"""

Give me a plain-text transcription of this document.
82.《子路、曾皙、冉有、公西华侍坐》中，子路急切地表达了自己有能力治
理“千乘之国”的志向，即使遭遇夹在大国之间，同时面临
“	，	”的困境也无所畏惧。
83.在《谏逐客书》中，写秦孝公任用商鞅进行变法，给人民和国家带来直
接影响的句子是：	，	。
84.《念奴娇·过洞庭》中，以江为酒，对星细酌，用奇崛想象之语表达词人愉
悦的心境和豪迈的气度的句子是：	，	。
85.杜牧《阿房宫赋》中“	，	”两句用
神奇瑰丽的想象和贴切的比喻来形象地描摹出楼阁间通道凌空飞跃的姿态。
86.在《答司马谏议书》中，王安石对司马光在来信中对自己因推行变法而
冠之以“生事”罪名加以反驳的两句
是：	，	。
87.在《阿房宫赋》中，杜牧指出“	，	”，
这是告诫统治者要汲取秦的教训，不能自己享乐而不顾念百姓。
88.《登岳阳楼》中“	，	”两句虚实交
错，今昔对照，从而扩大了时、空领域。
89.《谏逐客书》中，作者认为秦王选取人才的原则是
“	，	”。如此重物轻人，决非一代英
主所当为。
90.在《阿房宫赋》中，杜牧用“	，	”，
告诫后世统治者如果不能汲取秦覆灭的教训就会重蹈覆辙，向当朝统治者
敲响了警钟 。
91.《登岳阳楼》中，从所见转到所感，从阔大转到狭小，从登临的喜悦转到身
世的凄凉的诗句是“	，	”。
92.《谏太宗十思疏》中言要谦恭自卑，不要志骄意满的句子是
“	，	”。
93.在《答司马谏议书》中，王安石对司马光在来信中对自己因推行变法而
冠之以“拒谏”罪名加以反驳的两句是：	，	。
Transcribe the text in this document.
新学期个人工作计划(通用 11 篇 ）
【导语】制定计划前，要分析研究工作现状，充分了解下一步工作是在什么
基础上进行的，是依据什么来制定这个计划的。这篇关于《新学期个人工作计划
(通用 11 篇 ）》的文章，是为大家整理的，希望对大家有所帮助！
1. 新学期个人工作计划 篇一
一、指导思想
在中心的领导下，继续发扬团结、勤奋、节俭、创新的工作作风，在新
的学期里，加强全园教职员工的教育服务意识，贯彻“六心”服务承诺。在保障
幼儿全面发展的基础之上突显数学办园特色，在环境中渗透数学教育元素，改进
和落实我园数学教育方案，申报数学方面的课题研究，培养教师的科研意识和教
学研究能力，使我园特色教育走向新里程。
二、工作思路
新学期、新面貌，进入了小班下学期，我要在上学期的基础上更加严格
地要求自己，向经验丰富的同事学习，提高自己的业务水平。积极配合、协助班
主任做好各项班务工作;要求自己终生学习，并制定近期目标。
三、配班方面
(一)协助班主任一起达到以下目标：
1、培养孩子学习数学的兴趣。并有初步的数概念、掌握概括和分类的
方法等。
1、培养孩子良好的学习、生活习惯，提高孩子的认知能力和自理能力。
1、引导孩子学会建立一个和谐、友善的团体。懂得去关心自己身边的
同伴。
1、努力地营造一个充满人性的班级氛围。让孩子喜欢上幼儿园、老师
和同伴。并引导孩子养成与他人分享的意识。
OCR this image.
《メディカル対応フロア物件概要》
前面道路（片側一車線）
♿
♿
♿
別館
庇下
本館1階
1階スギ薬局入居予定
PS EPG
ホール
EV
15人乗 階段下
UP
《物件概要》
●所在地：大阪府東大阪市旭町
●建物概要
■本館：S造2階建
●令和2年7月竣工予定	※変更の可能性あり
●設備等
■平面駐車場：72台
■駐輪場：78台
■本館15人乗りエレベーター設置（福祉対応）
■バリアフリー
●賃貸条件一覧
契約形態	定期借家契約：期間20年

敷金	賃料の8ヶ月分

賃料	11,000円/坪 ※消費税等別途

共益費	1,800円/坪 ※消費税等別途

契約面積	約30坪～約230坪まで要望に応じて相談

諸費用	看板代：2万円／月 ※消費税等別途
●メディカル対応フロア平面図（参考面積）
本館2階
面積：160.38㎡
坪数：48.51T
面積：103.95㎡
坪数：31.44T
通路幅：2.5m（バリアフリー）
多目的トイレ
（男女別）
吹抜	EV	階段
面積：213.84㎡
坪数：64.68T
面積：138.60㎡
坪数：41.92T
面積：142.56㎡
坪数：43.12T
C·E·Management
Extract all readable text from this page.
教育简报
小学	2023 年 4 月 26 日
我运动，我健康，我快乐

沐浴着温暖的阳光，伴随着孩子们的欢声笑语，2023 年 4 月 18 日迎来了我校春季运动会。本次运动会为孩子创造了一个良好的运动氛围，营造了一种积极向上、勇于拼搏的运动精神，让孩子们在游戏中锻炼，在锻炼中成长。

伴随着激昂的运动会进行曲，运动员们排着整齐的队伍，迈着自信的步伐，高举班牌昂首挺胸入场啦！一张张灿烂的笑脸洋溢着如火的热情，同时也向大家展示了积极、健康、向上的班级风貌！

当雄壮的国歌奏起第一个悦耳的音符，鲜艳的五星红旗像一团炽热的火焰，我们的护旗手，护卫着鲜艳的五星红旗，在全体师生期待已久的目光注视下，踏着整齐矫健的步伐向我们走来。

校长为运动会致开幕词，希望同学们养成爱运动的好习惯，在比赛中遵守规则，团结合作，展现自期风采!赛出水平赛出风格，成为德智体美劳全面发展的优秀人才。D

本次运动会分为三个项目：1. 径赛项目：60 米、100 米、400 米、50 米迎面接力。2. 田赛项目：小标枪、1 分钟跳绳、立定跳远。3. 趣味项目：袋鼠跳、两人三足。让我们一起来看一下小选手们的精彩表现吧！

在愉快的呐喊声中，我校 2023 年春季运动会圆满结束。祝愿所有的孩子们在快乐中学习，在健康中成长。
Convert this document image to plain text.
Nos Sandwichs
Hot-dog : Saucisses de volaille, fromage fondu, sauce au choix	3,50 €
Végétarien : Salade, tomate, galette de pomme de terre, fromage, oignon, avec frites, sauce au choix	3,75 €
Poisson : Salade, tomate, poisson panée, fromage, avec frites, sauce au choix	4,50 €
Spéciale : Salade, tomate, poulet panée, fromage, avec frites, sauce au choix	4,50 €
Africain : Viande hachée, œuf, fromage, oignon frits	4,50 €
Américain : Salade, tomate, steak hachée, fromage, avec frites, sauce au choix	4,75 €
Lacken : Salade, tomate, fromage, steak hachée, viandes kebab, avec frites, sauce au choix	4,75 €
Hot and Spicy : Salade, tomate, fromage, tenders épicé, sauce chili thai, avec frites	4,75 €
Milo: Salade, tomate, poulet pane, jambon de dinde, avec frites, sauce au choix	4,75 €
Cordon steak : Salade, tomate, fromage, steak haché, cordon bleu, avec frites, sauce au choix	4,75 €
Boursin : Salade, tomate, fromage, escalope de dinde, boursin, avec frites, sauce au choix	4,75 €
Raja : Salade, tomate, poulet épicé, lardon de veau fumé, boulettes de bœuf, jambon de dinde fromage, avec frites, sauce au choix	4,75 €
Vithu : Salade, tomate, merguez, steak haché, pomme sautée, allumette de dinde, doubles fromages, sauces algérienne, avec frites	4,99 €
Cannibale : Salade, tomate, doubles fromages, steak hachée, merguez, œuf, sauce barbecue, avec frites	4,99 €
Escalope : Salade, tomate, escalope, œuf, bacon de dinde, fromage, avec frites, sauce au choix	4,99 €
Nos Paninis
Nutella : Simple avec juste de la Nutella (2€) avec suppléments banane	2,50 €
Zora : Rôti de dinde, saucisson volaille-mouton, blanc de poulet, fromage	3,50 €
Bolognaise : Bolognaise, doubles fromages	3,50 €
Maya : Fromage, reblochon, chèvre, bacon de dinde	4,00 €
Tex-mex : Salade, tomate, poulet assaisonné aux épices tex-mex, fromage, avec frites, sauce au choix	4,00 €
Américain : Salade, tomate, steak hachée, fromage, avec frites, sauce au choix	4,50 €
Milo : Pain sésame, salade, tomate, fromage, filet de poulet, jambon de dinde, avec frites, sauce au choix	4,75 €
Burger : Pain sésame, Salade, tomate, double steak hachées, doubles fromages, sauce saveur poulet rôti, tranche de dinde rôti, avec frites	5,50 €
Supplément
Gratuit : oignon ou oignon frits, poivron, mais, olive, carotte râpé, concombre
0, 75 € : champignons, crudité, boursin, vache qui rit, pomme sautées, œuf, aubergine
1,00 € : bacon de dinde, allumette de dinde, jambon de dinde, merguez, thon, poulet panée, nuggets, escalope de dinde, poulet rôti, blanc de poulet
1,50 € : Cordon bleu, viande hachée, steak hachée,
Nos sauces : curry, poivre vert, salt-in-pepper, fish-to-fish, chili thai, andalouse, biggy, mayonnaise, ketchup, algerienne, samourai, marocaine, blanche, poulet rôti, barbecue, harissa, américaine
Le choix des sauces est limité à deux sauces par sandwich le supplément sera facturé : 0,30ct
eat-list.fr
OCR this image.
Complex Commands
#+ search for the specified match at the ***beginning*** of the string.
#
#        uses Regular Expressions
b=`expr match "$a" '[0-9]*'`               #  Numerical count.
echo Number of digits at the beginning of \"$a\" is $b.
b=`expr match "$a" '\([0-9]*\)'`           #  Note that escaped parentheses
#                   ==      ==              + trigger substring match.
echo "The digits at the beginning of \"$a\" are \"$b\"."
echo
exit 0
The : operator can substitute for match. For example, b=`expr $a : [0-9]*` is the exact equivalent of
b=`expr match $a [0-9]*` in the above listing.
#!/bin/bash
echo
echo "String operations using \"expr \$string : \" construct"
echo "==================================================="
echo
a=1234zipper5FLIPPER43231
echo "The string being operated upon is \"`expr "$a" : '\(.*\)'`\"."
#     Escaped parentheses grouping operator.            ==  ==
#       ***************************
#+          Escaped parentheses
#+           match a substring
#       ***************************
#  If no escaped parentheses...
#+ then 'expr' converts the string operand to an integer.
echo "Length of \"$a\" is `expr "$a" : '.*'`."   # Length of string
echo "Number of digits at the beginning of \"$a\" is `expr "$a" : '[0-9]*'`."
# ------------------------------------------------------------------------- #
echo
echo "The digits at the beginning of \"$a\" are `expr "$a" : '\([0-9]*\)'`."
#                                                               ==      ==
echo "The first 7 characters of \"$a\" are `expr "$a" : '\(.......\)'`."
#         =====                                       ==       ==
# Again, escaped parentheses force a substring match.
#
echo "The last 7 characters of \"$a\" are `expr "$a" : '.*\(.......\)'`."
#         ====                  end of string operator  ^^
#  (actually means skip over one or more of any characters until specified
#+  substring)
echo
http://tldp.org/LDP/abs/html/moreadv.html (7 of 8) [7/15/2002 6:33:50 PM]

"""

→ **GIVEN INSTRUCTION**
In the records above, find each line with the word "plain" and copy it.

→ **THE REPLY**
Give me a plain-text transcription of this document.
Convert this document image to plain text.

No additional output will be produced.